Kalau ada orang wafat atau surtanah (nyusur tanah) pada bulan Mulud hari Ahad Paing, maka petungan nyatus, mendhak, dan nyewu-nya ialah:
NYATUS (100 hari) dengan rumus NORO SARMO (dino kaloro pasaran kalimo) yaitu jatuh pada hari Senin Legi.
MENDHAK (1 tahun) dengan rumus NOPAT SARPAT (dino kapapat pasaran kapapat) yaitu jatuh pada bulan Mulud hari Rabu Kliwon setahun kemudian.
NYEWU (1000 hari) dengan rumus SINDURO NONEM SARMO (sasi mundur loro, dino kaenem, pasaran kalimo) yaitu jatuh pada bulan Suro hari Jemuah Legi tahun ketiga setelah wafat.
___
Berdasarkan rumus-rumus kejawen di atas, saya coba-coba hitung manual pakai kalender nasional. Untuk membuktikan betul atau tidak petungan tersebut.

● ● ● ● ●

**Soal Latihan a**. Tolong tulis ulang baris-baris catatan mulai dari baris yang memuat "x-tick-label: 1200 [380,403,418,424]" sampai dengan baris yang memuat "chart-series [86,133,564,302]" sebagai daftar bernomor, tanpa baris kosong.

**Data Tercatat**.
● ● ● ● ●

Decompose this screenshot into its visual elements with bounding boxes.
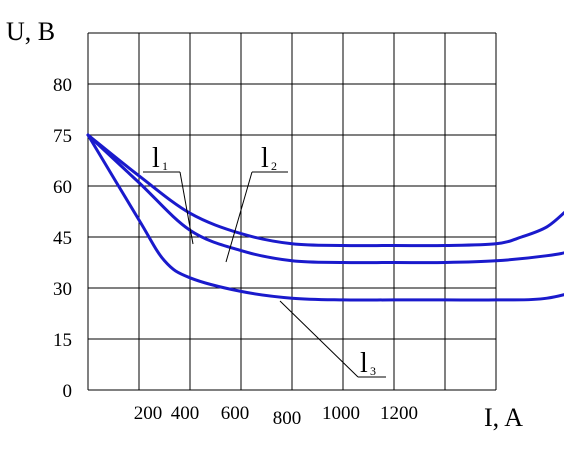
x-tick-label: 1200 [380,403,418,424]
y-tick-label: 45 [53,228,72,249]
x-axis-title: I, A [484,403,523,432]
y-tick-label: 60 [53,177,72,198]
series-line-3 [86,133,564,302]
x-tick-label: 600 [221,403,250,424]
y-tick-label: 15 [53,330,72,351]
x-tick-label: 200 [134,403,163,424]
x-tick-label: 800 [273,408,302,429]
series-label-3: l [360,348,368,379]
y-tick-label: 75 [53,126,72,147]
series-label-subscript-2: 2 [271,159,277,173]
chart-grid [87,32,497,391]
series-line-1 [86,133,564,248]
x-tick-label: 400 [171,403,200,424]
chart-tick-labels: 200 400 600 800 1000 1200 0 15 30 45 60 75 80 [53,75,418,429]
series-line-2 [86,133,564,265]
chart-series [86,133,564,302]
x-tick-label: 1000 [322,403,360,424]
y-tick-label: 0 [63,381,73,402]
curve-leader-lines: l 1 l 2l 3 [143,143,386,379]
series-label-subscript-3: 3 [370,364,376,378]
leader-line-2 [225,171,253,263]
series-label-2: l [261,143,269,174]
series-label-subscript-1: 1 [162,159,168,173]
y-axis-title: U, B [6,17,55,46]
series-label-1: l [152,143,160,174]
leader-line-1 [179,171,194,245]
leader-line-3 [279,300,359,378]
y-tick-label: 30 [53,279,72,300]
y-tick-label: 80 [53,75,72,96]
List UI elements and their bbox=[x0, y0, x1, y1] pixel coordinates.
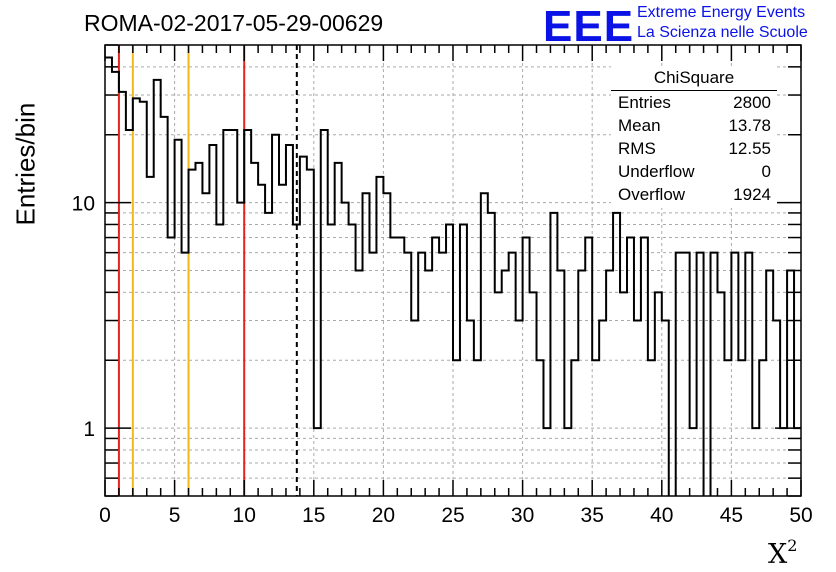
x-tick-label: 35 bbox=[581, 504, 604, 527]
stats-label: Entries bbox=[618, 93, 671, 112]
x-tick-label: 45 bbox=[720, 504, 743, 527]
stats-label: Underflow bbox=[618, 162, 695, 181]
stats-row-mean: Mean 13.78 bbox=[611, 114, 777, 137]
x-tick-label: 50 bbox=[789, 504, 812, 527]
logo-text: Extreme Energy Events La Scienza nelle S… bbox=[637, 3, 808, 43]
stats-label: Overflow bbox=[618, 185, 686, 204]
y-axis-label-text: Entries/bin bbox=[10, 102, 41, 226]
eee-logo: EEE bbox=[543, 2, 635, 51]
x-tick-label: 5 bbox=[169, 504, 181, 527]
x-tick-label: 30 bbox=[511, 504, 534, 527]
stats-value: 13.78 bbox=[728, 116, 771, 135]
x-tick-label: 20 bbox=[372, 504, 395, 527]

● ● ● ● ●

**Soal Latihan b**.
Jawab pertanyaan berikut berdasarkan teks tentang petungan kejawen.
(i) Pada hari apa nyatus jatuh?
(ii) Rumus apa yang dipakai untuk mendhak?
(iii) Pada bulan apa nyewu jatuh?

**Jawaban Tertulis a**.
1. x-tick-label: 1200 [380,403,418,424]
2. y-tick-label: 45 [53,228,72,249]
3. x-axis-title: I, A [484,403,523,432]
4. y-tick-label: 60 [53,177,72,198]
5. series-line-3 [86,133,564,302]
6. x-tick-label: 600 [221,403,250,424]
7. y-tick-label: 15 [53,330,72,351]
8. x-tick-label: 200 [134,403,163,424]
9. x-tick-label: 800 [273,408,302,429]
10. series-label-3: l [360,348,368,379]
11. y-tick-label: 75 [53,126,72,147]
12. series-label-subscript-2: 2 [271,159,277,173]
13. chart-grid [87,32,497,391]
14. series-line-1 [86,133,564,248]
15. x-tick-label: 400 [171,403,200,424]
16. chart-tick-labels: 200 400 600 800 1000 1200 0 15 30 45 60 75 80 [53,75,418,429]
17. series-line-2 [86,133,564,265]
18. chart-series [86,133,564,302]

**Jawaban Tertulis b**.
(i) Senin Legi.
(ii) NOPAT SARPAT.
(iii) Suro.